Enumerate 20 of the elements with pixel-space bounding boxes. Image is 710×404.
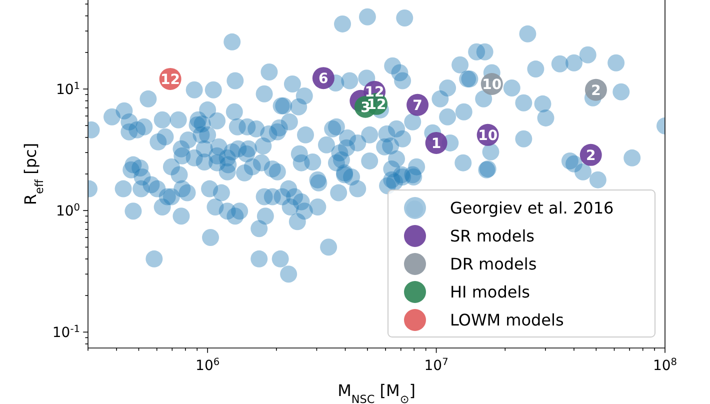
annotation: 12	[160, 72, 180, 88]
legend-label: HI models	[450, 282, 530, 302]
legend-label: Georgiev et al. 2016	[450, 198, 614, 218]
annotation: 1	[431, 136, 442, 152]
legend-label: DR models	[450, 254, 537, 274]
x-tick-label: 10$^{6}$	[196, 356, 220, 374]
y-tick-label: 10$^{1}$	[56, 80, 80, 98]
annotation: 2	[586, 148, 596, 164]
annotation: 2	[591, 82, 601, 99]
annotation: 10	[482, 76, 502, 93]
annotation: 10	[478, 128, 498, 144]
annotation: 7	[412, 98, 422, 114]
x-axis-title: M$_{NSC}$ [M$_{⊙}$]	[338, 381, 416, 404]
y-tick-label: 10$^{0}$	[56, 202, 80, 220]
x-tick-label: 10$^{8}$	[652, 356, 678, 374]
legend-label: LOWM models	[450, 310, 564, 330]
legend-label: SR models	[450, 226, 535, 246]
y-tick-label: 10$^{-1}$	[52, 324, 80, 342]
x-tick-label: 10$^{7}$	[424, 356, 448, 374]
annotation: 6	[318, 70, 328, 87]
• • • •
### WORK TO DO
Rewrite the material above with every "annotation" changed to "callout" and everything else kept the same. Leave out the picture.

### FINAL RESULT
Enumerate 20 of the elements with pixel-space bounding boxes. Image is 710×404.
callout: 12	[160, 72, 180, 88]
legend-label: HI models	[450, 282, 530, 302]
legend-label: Georgiev et al. 2016	[450, 198, 614, 218]
callout: 1	[431, 136, 442, 152]
legend-label: DR models	[450, 254, 537, 274]
x-tick-label: 10$^{6}$	[196, 356, 220, 374]
y-tick-label: 10$^{1}$	[56, 80, 80, 98]
callout: 2	[586, 148, 596, 164]
callout: 2	[591, 82, 601, 99]
callout: 10	[482, 76, 502, 93]
callout: 10	[478, 128, 498, 144]
callout: 7	[412, 98, 422, 114]
x-axis-title: M$_{NSC}$ [M$_{⊙}$]	[338, 381, 416, 404]
y-tick-label: 10$^{0}$	[56, 202, 80, 220]
x-tick-label: 10$^{8}$	[652, 356, 678, 374]
legend-label: LOWM models	[450, 310, 564, 330]
legend-label: SR models	[450, 226, 535, 246]
y-tick-label: 10$^{-1}$	[52, 324, 80, 342]
x-tick-label: 10$^{7}$	[424, 356, 448, 374]
callout: 6	[318, 70, 328, 87]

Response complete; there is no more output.